(Recorded data)
--- Begin ---
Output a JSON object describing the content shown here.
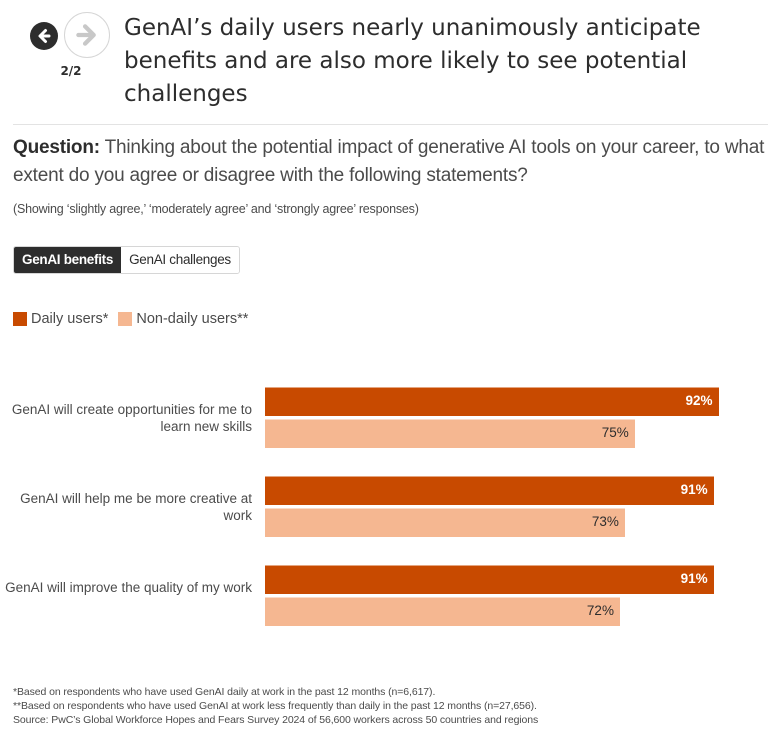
{
  "nav": {
    "prev_icon": "arrow-left-icon",
    "next_icon": "arrow-right-icon",
    "page_count": "2/2"
  },
  "title": "GenAI’s daily users nearly unanimously anticipate benefits and are also more likely to see potential challenges",
  "question": {
    "label": "Question:",
    "text": " Thinking about the potential impact of generative AI tools on your career, to what extent do you agree or disagree with the following statements?"
  },
  "note": "(Showing ‘slightly agree,’ ‘moderately agree’ and ‘strongly agree’ responses)",
  "tabs": [
    {
      "label": "GenAI benefits",
      "active": true
    },
    {
      "label": "GenAI challenges",
      "active": false
    }
  ],
  "colors": {
    "daily": "#c84a00",
    "non_daily": "#f5b791",
    "dark": "#2d2d2d"
  },
  "chart_data": {
    "type": "bar",
    "orientation": "horizontal",
    "categories": [
      "GenAI will create opportunities for me to learn new skills",
      "GenAI will help me be more creative at work",
      "GenAI will improve the quality of my work"
    ],
    "series": [
      {
        "name": "Daily users*",
        "values": [
          92,
          91,
          91
        ],
        "labels": [
          "92%",
          "91%",
          "91%"
        ]
      },
      {
        "name": "Non-daily users**",
        "values": [
          75,
          73,
          72
        ],
        "labels": [
          "75%",
          "73%",
          "72%"
        ]
      }
    ],
    "unit": "%",
    "xlim": [
      0,
      100
    ],
    "legend": "top-left",
    "grid": false
  },
  "footnotes": [
    "*Based on respondents who have used GenAI daily at work in the past 12 months (n=6,617).",
    "**Based on respondents who have used GenAI at work less frequently than daily in the past 12 months (n=27,656).",
    "Source: PwC’s Global Workforce Hopes and Fears Survey 2024 of 56,600 workers across 50 countries and regions"
  ]
}
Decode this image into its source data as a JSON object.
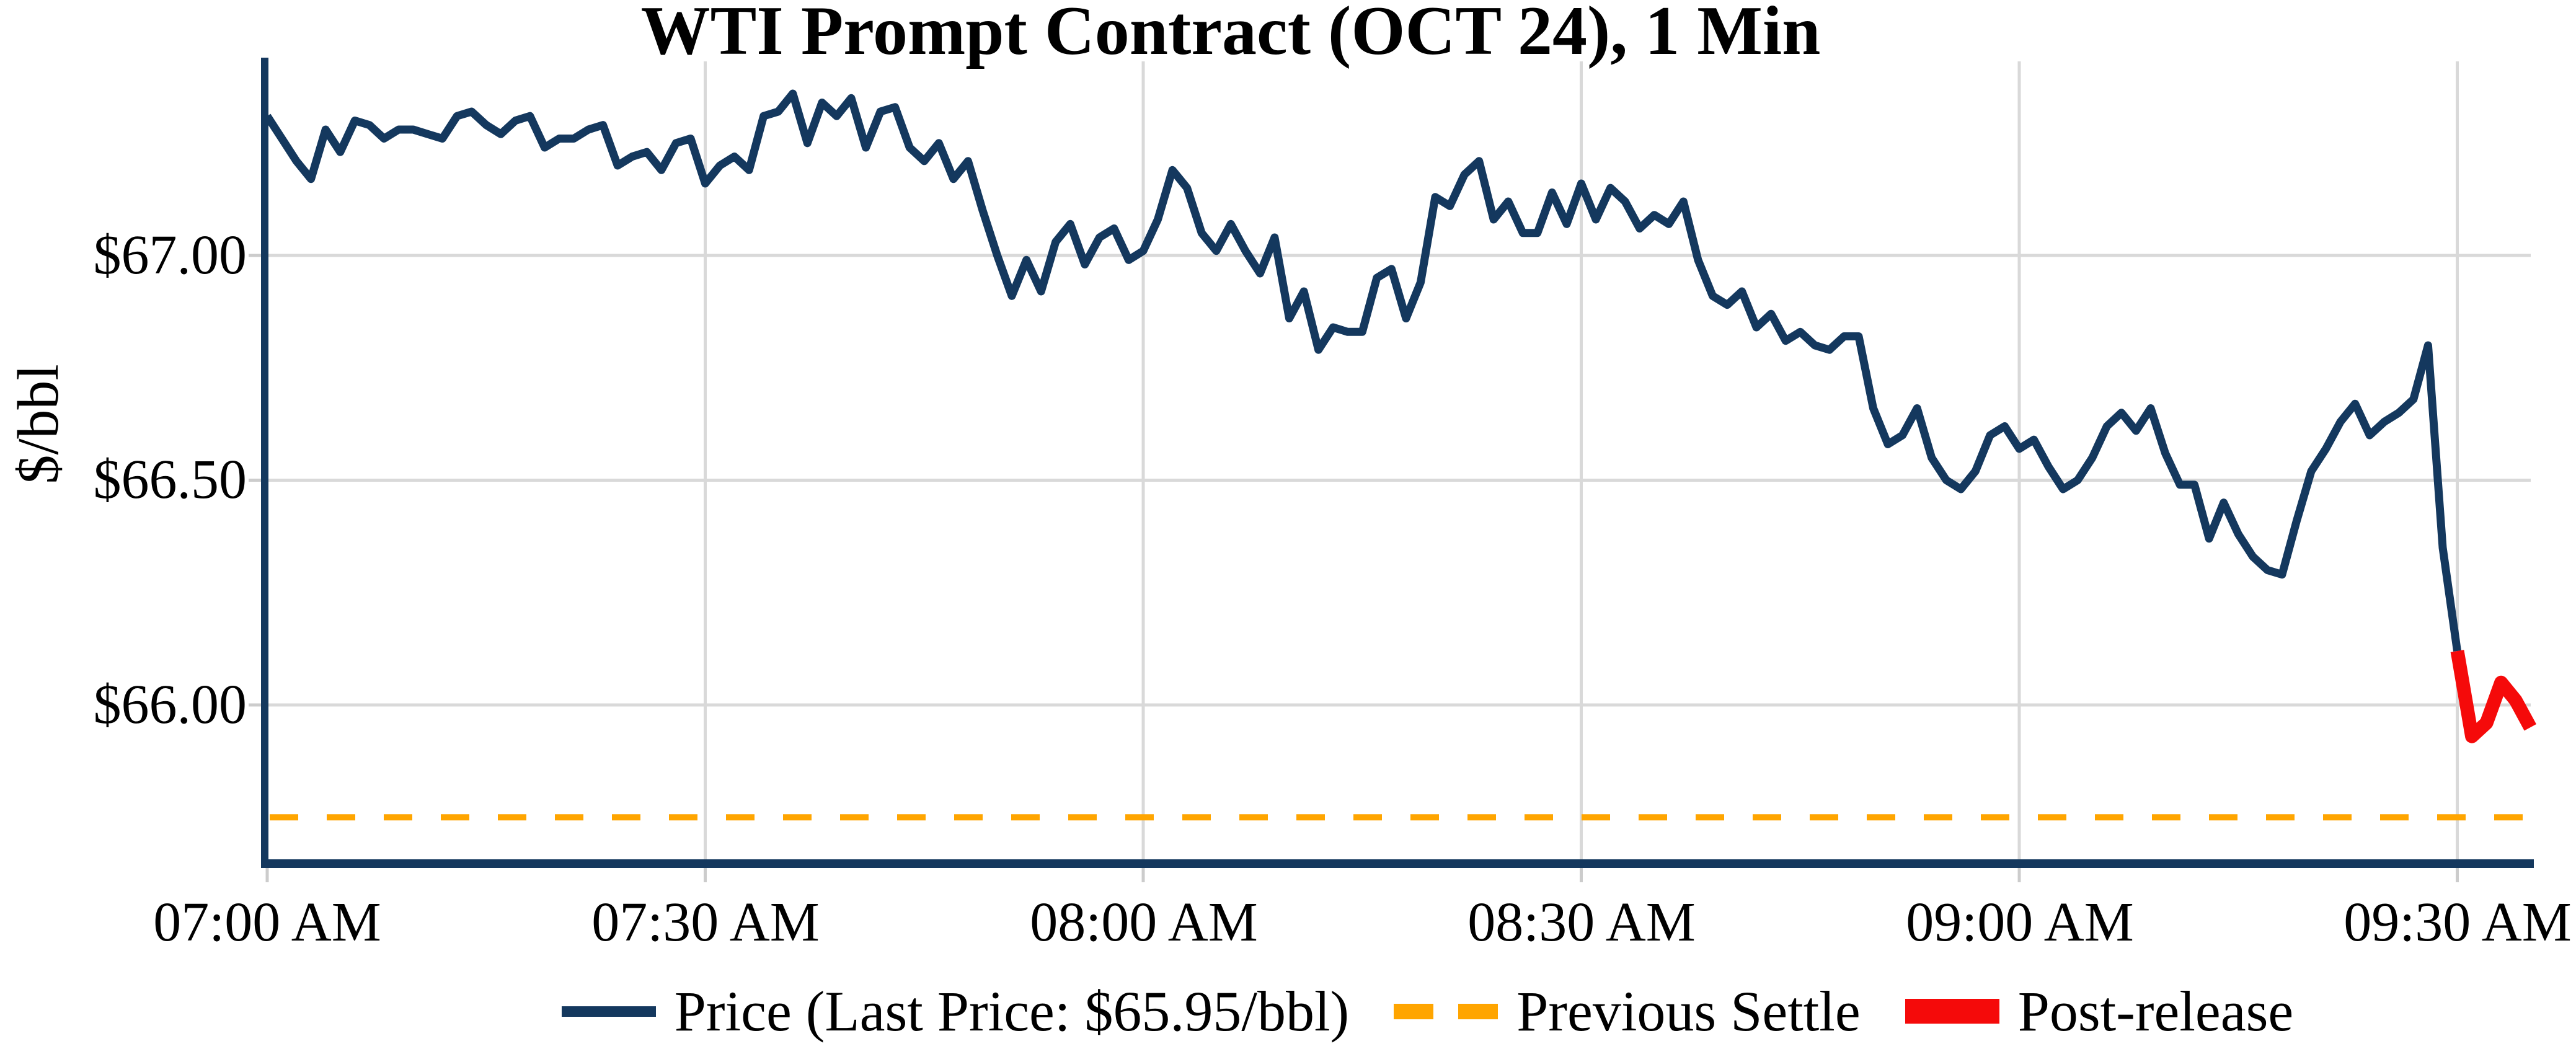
{
  "title": "WTI Prompt Contract (OCT 24), 1 Min",
  "colors": {
    "price_line": "#14385e",
    "post_release_line": "#f50a0a",
    "previous_settle_line": "#ffa500",
    "grid": "#d9d9d9",
    "tick_stub": "#cccccc",
    "axis_spine": "#14385e",
    "text": "#000000",
    "background": "#ffffff"
  },
  "y_axis": {
    "label": "$/bbl",
    "ticks": [
      "$67.00",
      "$66.50",
      "$66.00"
    ]
  },
  "x_axis": {
    "ticks": [
      "07:00 AM",
      "07:30 AM",
      "08:00 AM",
      "08:30 AM",
      "09:00 AM",
      "09:30 AM"
    ]
  },
  "legend": {
    "items": [
      {
        "label": "Price (Last Price: $65.95/bbl)",
        "swatch": "navy-solid-line"
      },
      {
        "label": "Previous Settle",
        "swatch": "orange-dashed-line"
      },
      {
        "label": "Post-release",
        "swatch": "red-thick-line"
      }
    ]
  },
  "chart_data": {
    "type": "line",
    "title": "WTI Prompt Contract (OCT 24), 1 Min",
    "xlabel": "",
    "ylabel": "$/bbl",
    "x_unit": "minutes since 07:00 AM (1-minute intervals)",
    "x_tick_labels": [
      "07:00 AM",
      "07:30 AM",
      "08:00 AM",
      "08:30 AM",
      "09:00 AM",
      "09:30 AM"
    ],
    "x_tick_minutes": [
      0,
      30,
      60,
      90,
      120,
      150
    ],
    "x_gridline_minutes": [
      30,
      60,
      90,
      120,
      150
    ],
    "y_tick_labels": [
      "$67.00",
      "$66.50",
      "$66.00"
    ],
    "y_tick_values": [
      67.0,
      66.5,
      66.0
    ],
    "ylim": [
      65.65,
      67.45
    ],
    "xlim_minutes": [
      0,
      155
    ],
    "grid": true,
    "legend_position": "bottom-center",
    "last_price": "$65.95/bbl",
    "series": [
      {
        "name": "Price (Last Price: $65.95/bbl)",
        "style": "solid",
        "color": "#14385e",
        "x_start_minute": 0,
        "values": [
          67.31,
          67.26,
          67.21,
          67.17,
          67.28,
          67.23,
          67.3,
          67.29,
          67.26,
          67.28,
          67.28,
          67.27,
          67.26,
          67.31,
          67.32,
          67.29,
          67.27,
          67.3,
          67.31,
          67.24,
          67.26,
          67.26,
          67.28,
          67.29,
          67.2,
          67.22,
          67.23,
          67.19,
          67.25,
          67.26,
          67.16,
          67.2,
          67.22,
          67.19,
          67.31,
          67.32,
          67.36,
          67.25,
          67.34,
          67.31,
          67.35,
          67.24,
          67.32,
          67.33,
          67.24,
          67.21,
          67.25,
          67.17,
          67.21,
          67.1,
          67.0,
          66.91,
          66.99,
          66.92,
          67.03,
          67.07,
          66.98,
          67.04,
          67.06,
          66.99,
          67.01,
          67.08,
          67.19,
          67.15,
          67.05,
          67.01,
          67.07,
          67.01,
          66.96,
          67.04,
          66.86,
          66.92,
          66.79,
          66.84,
          66.83,
          66.83,
          66.95,
          66.97,
          66.86,
          66.94,
          67.13,
          67.11,
          67.18,
          67.21,
          67.08,
          67.12,
          67.05,
          67.05,
          67.14,
          67.07,
          67.16,
          67.08,
          67.15,
          67.12,
          67.06,
          67.09,
          67.07,
          67.12,
          66.99,
          66.91,
          66.89,
          66.92,
          66.84,
          66.87,
          66.81,
          66.83,
          66.8,
          66.79,
          66.82,
          66.82,
          66.66,
          66.58,
          66.6,
          66.66,
          66.55,
          66.5,
          66.48,
          66.52,
          66.6,
          66.62,
          66.57,
          66.59,
          66.53,
          66.48,
          66.5,
          66.55,
          66.62,
          66.65,
          66.61,
          66.66,
          66.56,
          66.49,
          66.49,
          66.37,
          66.45,
          66.38,
          66.33,
          66.3,
          66.29,
          66.41,
          66.52,
          66.57,
          66.63,
          66.67,
          66.6,
          66.63,
          66.65,
          66.68,
          66.8,
          66.35,
          66.12
        ]
      },
      {
        "name": "Post-release",
        "style": "solid",
        "color": "#f50a0a",
        "x_start_minute": 150,
        "values": [
          66.12,
          65.93,
          65.96,
          66.05,
          66.01,
          65.95
        ]
      },
      {
        "name": "Previous Settle",
        "style": "dashed",
        "color": "#ffa500",
        "value": 65.75
      }
    ]
  }
}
--- End ---
**EXERCISE DETAILS**
Provide the number of lines in the entries that include "have", and no other text.

**FINAL RESULT**
2